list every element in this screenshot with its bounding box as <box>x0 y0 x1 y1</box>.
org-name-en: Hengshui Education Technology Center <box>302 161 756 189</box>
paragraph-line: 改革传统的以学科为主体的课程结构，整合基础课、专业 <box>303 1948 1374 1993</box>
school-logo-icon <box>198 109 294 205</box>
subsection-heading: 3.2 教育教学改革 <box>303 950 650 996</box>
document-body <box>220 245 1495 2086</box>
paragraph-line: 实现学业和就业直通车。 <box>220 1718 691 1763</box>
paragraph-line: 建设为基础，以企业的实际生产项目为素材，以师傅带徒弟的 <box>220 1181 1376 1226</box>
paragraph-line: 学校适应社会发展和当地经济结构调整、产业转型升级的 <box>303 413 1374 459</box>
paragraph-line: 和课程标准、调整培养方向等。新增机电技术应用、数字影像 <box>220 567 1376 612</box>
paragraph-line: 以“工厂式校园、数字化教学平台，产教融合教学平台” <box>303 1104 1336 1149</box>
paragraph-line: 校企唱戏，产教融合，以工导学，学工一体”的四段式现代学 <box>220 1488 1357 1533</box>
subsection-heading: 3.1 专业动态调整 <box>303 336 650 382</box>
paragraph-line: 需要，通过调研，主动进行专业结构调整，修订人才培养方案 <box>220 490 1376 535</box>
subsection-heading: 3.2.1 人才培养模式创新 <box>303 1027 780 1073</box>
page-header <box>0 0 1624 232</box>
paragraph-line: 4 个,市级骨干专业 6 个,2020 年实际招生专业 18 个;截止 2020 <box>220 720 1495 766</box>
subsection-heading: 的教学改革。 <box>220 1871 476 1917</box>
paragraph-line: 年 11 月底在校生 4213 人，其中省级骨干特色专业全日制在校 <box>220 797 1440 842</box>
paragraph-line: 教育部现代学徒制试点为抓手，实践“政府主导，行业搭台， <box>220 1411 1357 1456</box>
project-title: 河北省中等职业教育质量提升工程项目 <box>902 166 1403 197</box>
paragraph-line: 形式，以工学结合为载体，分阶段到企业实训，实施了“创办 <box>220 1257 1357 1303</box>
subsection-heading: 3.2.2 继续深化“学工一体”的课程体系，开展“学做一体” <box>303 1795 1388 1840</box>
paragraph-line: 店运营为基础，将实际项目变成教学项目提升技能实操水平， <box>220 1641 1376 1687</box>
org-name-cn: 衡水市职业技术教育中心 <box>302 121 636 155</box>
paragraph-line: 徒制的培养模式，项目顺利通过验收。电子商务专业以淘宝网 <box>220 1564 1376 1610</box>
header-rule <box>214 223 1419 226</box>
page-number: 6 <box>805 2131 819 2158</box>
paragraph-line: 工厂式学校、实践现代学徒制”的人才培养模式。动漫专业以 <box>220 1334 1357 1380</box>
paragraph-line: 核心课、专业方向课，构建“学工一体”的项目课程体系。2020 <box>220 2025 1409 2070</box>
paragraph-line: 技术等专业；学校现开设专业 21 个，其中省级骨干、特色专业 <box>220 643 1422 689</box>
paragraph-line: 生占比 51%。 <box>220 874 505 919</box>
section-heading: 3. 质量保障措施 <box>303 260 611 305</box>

• [What needs to be done]:
Copy every line above verbatim, in the same order, with each box unchanged.

• [Result of the task]:
list every element in this screenshot with its bounding box as <box>x0 y0 x1 y1</box>.
org-name-en: Hengshui Education Technology Center <box>302 161 756 189</box>
paragraph-line: 改革传统的以学科为主体的课程结构，整合基础课、专业 <box>303 1948 1374 1993</box>
school-logo-icon <box>198 109 294 205</box>
subsection-heading: 3.2 教育教学改革 <box>303 950 650 996</box>
document-body <box>220 245 1495 2086</box>
paragraph-line: 实现学业和就业直通车。 <box>220 1718 691 1763</box>
paragraph-line: 建设为基础，以企业的实际生产项目为素材，以师傅带徒弟的 <box>220 1181 1376 1226</box>
paragraph-line: 学校适应社会发展和当地经济结构调整、产业转型升级的 <box>303 413 1374 459</box>
paragraph-line: 和课程标准、调整培养方向等。新增机电技术应用、数字影像 <box>220 567 1376 612</box>
paragraph-line: 以“工厂式校园、数字化教学平台，产教融合教学平台” <box>303 1104 1336 1149</box>
paragraph-line: 校企唱戏，产教融合，以工导学，学工一体”的四段式现代学 <box>220 1488 1357 1533</box>
subsection-heading: 3.1 专业动态调整 <box>303 336 650 382</box>
paragraph-line: 需要，通过调研，主动进行专业结构调整，修订人才培养方案 <box>220 490 1376 535</box>
subsection-heading: 3.2.1 人才培养模式创新 <box>303 1027 780 1073</box>
page-header <box>0 0 1624 232</box>
paragraph-line: 4 个,市级骨干专业 6 个,2020 年实际招生专业 18 个;截止 2020 <box>220 720 1495 766</box>
subsection-heading: 的教学改革。 <box>220 1871 476 1917</box>
paragraph-line: 年 11 月底在校生 4213 人，其中省级骨干特色专业全日制在校 <box>220 797 1440 842</box>
paragraph-line: 教育部现代学徒制试点为抓手，实践“政府主导，行业搭台， <box>220 1411 1357 1456</box>
project-title: 河北省中等职业教育质量提升工程项目 <box>902 166 1403 197</box>
paragraph-line: 形式，以工学结合为载体，分阶段到企业实训，实施了“创办 <box>220 1257 1357 1303</box>
subsection-heading: 3.2.2 继续深化“学工一体”的课程体系，开展“学做一体” <box>303 1795 1388 1840</box>
paragraph-line: 店运营为基础，将实际项目变成教学项目提升技能实操水平， <box>220 1641 1376 1687</box>
org-name-cn: 衡水市职业技术教育中心 <box>302 121 636 155</box>
paragraph-line: 徒制的培养模式，项目顺利通过验收。电子商务专业以淘宝网 <box>220 1564 1376 1610</box>
header-rule <box>214 223 1419 226</box>
page-number: 6 <box>805 2131 819 2158</box>
paragraph-line: 工厂式学校、实践现代学徒制”的人才培养模式。动漫专业以 <box>220 1334 1357 1380</box>
paragraph-line: 核心课、专业方向课，构建“学工一体”的项目课程体系。2020 <box>220 2025 1409 2070</box>
paragraph-line: 技术等专业；学校现开设专业 21 个，其中省级骨干、特色专业 <box>220 643 1422 689</box>
paragraph-line: 生占比 51%。 <box>220 874 505 919</box>
section-heading: 3. 质量保障措施 <box>303 260 611 305</box>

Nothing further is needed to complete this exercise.